> [Problem to solve]: Leaving out every line before the one with "Convert this document image to plain text.", write out the rest of the records below exactly.

◇ ◇ ◇

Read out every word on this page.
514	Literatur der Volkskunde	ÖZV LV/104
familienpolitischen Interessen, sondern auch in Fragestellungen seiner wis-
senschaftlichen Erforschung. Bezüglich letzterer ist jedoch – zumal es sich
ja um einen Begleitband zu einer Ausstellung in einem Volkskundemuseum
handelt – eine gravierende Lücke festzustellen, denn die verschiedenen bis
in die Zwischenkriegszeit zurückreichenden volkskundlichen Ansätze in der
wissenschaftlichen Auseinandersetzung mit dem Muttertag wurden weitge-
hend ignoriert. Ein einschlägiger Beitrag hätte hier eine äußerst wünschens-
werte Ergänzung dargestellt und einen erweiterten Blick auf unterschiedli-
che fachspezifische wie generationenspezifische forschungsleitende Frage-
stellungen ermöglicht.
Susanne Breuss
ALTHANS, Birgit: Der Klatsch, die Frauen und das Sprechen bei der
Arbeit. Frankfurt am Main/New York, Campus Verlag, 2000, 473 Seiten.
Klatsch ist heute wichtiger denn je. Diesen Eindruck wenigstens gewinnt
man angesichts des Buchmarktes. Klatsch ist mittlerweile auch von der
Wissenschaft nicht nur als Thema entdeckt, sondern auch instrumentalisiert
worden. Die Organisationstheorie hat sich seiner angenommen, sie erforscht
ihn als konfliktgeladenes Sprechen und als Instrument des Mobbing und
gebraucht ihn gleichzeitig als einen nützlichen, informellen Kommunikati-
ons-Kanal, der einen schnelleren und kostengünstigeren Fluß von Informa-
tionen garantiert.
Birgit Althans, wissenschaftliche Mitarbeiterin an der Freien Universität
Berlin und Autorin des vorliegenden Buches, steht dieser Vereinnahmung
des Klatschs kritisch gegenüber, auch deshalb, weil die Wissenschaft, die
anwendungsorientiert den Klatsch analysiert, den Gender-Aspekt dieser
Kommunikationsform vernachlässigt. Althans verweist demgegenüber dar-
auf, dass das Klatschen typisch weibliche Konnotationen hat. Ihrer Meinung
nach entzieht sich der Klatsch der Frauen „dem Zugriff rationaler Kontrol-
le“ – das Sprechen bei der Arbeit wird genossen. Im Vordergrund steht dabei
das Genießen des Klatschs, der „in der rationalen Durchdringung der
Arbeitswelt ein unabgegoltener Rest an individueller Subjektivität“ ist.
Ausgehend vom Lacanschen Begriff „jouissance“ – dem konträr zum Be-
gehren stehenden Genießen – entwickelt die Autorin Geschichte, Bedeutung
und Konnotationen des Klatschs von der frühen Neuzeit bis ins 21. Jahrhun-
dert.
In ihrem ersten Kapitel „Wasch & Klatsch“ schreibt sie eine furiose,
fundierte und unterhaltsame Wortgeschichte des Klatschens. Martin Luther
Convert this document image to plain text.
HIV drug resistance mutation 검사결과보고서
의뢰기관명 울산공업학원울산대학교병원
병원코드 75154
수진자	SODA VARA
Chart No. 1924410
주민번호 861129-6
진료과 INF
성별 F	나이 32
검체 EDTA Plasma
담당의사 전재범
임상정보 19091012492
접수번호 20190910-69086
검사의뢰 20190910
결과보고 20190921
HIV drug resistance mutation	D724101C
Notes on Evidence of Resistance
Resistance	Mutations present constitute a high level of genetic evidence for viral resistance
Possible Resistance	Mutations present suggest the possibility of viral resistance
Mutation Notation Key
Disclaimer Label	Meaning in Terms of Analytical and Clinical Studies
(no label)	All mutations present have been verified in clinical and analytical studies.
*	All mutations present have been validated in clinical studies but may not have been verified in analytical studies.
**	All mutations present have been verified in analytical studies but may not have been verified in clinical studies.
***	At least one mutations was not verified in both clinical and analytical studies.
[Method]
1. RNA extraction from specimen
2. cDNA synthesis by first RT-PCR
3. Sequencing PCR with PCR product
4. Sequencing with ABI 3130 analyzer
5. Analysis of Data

◇ ◇ ◇

> [Exercise output]:
Convert this document image to plain text.
HIV drug resistance mutation 검사결과보고서
의뢰기관명 울산공업학원울산대학교병원
병원코드 75154
수진자	SODA VARA
Chart No. 1924410
주민번호 861129-6
진료과 INF
성별 F	나이 32
검체 EDTA Plasma
담당의사 전재범
임상정보 19091012492
접수번호 20190910-69086
검사의뢰 20190910
결과보고 20190921
HIV drug resistance mutation	D724101C
Notes on Evidence of Resistance
Resistance	Mutations present constitute a high level of genetic evidence for viral resistance
Possible Resistance	Mutations present suggest the possibility of viral resistance
Mutation Notation Key
Disclaimer Label	Meaning in Terms of Analytical and Clinical Studies
(no label)	All mutations present have been verified in clinical and analytical studies.
*	All mutations present have been validated in clinical studies but may not have been verified in analytical studies.
**	All mutations present have been verified in analytical studies but may not have been verified in clinical studies.
***	At least one mutations was not verified in both clinical and analytical studies.
[Method]
1. RNA extraction from specimen
2. cDNA synthesis by first RT-PCR
3. Sequencing PCR with PCR product
4. Sequencing with ABI 3130 analyzer
5. Analysis of Data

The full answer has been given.